Please return every line of the records from the line containing "Patent image size: (1014, 900)." down to the line containing "The isolator post shoulder 218 is", both included, copied word for word.
# Start of GIVEN DATA
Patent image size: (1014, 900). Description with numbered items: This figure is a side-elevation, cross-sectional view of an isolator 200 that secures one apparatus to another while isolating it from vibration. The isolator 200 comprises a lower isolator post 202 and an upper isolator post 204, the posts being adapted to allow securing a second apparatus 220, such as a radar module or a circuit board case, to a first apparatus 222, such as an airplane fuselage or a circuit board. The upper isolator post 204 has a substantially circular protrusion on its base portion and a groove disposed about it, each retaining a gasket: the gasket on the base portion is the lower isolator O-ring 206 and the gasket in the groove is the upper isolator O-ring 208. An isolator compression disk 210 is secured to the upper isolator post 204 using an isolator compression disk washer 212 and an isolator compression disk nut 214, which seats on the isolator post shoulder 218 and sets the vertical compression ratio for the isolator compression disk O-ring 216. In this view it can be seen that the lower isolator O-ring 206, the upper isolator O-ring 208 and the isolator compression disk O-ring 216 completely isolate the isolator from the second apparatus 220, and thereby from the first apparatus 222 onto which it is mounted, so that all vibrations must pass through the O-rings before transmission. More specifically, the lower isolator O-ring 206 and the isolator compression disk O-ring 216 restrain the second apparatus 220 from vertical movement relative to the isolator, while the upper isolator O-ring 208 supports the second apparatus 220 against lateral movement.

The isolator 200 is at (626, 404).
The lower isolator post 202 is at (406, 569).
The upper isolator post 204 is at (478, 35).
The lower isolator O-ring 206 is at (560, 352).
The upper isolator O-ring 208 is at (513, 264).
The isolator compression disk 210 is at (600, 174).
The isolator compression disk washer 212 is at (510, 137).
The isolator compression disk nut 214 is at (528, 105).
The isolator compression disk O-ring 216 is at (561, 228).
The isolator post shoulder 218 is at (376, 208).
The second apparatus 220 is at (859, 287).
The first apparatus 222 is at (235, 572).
# End of GIVEN DATA
# Start of GIVEN DATA
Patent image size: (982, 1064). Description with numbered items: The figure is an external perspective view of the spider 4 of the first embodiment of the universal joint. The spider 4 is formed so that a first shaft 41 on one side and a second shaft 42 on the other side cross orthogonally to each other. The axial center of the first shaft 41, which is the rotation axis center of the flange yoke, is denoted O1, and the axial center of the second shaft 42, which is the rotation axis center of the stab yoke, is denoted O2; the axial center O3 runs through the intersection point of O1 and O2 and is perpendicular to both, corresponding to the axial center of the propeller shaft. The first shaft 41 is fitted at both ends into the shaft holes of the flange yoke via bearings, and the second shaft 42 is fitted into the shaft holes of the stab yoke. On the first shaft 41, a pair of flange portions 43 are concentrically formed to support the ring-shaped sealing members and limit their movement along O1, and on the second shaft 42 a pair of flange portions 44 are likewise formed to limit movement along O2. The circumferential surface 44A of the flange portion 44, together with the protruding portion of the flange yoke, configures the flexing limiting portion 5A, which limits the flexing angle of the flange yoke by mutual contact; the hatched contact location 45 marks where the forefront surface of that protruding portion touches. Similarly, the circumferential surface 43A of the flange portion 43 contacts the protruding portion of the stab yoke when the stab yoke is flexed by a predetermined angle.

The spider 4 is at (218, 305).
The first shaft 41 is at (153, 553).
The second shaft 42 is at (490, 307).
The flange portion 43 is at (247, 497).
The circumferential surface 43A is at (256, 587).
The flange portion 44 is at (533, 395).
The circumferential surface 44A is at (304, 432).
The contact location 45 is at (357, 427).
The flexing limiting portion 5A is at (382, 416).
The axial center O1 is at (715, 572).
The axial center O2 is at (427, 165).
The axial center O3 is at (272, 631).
# End of GIVEN DATA
◆ EXERCISE SOLUTION ◆
Patent image size: (1014, 900). Description with numbered items: This figure is a side-elevation, cross-sectional view of an isolator 200 that secures one apparatus to another while isolating it from vibration. The isolator 200 comprises a lower isolator post 202 and an upper isolator post 204, the posts being adapted to allow securing a second apparatus 220, such as a radar module or a circuit board case, to a first apparatus 222, such as an airplane fuselage or a circuit board. The upper isolator post 204 has a substantially circular protrusion on its base portion and a groove disposed about it, each retaining a gasket: the gasket on the base portion is the lower isolator O-ring 206 and the gasket in the groove is the upper isolator O-ring 208. An isolator compression disk 210 is secured to the upper isolator post 204 using an isolator compression disk washer 212 and an isolator compression disk nut 214, which seats on the isolator post shoulder 218 and sets the vertical compression ratio for the isolator compression disk O-ring 216. In this view it can be seen that the lower isolator O-ring 206, the upper isolator O-ring 208 and the isolator compression disk O-ring 216 completely isolate the isolator from the second apparatus 220, and thereby from the first apparatus 222 onto which it is mounted, so that all vibrations must pass through the O-rings before transmission. More specifically, the lower isolator O-ring 206 and the isolator compression disk O-ring 216 restrain the second apparatus 220 from vertical movement relative to the isolator, while the upper isolator O-ring 208 supports the second apparatus 220 against lateral movement.

The isolator 200 is at (626, 404).
The lower isolator post 202 is at (406, 569).
The upper isolator post 204 is at (478, 35).
The lower isolator O-ring 206 is at (560, 352).
The upper isolator O-ring 208 is at (513, 264).
The isolator compression disk 210 is at (600, 174).
The isolator compression disk washer 212 is at (510, 137).
The isolator compression disk nut 214 is at (528, 105).
The isolator compression disk O-ring 216 is at (561, 228).
The isolator post shoulder 218 is at (376, 208).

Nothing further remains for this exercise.